_The task:_ Copy down every line where the string "while" shows up.

_Records from a data source:_
--- START ---

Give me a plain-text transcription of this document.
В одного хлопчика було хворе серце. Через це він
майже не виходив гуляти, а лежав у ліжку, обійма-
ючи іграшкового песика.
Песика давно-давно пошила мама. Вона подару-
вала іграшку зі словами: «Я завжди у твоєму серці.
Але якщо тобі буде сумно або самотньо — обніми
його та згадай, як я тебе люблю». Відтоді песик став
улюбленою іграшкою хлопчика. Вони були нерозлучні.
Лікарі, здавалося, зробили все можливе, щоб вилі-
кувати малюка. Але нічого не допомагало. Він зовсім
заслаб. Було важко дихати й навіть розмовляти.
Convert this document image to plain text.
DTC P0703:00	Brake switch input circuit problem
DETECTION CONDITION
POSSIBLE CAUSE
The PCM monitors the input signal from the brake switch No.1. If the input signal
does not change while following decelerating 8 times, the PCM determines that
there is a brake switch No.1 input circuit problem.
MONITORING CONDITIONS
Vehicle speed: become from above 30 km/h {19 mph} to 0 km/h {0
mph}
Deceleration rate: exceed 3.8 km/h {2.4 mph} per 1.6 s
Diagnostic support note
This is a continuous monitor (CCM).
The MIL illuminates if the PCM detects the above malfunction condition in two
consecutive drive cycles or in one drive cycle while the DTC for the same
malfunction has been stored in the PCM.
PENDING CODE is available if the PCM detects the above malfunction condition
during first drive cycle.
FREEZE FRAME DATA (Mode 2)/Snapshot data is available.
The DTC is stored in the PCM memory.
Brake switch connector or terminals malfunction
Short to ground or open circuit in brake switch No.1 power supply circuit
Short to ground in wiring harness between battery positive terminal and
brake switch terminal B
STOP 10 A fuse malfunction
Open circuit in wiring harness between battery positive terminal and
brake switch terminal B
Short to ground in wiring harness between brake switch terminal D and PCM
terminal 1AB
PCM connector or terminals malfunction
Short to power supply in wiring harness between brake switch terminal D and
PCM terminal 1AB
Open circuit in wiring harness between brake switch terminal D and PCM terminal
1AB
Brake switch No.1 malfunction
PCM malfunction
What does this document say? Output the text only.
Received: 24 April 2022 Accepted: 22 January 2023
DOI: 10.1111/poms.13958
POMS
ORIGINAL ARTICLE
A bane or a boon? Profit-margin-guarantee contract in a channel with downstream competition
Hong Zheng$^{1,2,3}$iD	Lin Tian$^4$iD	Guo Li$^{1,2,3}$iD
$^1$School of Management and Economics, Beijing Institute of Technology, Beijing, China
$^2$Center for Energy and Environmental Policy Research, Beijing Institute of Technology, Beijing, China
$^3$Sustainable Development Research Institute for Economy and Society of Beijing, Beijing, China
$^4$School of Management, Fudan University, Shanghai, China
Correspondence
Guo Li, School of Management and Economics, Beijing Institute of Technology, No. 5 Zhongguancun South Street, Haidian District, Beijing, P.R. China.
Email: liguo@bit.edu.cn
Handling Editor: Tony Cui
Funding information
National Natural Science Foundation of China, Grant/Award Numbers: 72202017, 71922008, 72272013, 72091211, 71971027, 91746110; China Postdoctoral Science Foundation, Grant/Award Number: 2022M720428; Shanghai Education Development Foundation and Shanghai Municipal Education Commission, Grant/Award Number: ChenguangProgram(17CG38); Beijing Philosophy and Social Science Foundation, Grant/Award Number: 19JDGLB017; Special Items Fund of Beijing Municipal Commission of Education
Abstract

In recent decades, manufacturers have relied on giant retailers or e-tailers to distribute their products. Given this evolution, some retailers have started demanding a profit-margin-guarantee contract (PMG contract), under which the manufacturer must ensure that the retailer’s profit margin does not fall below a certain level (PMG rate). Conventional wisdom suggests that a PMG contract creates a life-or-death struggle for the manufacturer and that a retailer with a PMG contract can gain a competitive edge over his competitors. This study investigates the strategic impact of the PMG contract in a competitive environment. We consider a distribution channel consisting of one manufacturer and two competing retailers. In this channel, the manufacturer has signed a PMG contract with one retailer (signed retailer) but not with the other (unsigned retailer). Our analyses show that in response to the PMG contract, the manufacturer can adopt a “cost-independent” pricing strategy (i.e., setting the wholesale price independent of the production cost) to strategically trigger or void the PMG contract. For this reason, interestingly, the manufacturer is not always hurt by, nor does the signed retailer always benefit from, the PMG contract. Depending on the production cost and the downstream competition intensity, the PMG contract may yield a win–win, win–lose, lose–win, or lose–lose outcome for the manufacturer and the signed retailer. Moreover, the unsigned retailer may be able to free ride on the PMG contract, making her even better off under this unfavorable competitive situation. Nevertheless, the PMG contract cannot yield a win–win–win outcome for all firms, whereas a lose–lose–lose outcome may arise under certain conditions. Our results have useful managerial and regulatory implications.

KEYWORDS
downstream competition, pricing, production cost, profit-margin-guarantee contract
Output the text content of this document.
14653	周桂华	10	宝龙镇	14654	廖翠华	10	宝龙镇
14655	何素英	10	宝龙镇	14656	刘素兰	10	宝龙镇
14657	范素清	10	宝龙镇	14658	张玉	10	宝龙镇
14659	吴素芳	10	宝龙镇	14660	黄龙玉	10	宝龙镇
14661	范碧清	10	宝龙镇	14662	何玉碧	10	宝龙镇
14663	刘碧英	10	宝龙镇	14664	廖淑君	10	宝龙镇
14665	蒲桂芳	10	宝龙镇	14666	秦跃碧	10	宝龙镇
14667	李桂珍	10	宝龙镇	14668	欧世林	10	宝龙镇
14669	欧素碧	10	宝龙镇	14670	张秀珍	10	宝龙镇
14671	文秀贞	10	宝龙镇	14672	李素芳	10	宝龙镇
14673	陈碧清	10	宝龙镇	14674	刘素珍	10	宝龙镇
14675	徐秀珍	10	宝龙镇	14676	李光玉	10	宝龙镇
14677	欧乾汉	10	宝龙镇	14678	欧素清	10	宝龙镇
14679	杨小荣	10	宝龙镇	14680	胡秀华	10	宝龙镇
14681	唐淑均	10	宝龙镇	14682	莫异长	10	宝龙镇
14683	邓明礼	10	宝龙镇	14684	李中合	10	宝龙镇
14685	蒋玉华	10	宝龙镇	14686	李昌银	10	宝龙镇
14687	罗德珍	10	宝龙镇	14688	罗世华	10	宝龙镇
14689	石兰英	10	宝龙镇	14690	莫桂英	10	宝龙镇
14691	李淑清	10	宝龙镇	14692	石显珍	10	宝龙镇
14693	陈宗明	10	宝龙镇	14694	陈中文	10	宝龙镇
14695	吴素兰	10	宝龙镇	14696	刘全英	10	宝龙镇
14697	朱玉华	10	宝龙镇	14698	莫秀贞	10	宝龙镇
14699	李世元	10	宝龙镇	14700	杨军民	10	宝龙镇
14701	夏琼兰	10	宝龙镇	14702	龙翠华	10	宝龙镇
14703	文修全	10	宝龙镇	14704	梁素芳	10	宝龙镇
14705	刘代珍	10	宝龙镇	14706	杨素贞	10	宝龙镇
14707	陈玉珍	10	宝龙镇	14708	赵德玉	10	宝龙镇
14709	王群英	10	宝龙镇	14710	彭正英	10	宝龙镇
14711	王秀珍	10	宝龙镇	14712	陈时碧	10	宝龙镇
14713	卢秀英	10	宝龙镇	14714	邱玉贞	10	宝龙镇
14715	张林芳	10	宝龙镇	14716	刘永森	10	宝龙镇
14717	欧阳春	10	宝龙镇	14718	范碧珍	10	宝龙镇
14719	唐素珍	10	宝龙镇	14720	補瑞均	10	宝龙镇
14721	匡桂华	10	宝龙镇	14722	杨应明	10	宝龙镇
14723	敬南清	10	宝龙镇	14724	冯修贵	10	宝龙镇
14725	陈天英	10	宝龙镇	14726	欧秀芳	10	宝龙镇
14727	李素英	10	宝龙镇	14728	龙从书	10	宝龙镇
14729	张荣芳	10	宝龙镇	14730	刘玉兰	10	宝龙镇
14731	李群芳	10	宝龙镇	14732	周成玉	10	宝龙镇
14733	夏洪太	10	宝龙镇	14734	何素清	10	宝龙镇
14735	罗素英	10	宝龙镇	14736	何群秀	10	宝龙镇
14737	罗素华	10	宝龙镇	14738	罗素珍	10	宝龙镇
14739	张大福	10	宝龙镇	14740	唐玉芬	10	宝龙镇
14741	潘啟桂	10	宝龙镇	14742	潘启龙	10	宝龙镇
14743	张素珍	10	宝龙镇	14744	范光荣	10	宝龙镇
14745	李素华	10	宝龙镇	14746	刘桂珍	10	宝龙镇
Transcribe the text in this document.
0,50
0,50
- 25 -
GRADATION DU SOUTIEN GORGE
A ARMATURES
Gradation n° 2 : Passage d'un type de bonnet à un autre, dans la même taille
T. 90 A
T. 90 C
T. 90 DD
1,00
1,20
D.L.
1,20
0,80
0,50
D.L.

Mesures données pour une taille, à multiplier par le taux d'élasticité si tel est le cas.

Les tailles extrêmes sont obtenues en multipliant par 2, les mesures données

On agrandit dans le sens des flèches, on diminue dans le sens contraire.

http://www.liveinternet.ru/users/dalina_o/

--- END ---

_Final result:_
does not change while following decelerating 8 times, the PCM determines that
consecutive drive cycles or in one drive cycle while the DTC for the same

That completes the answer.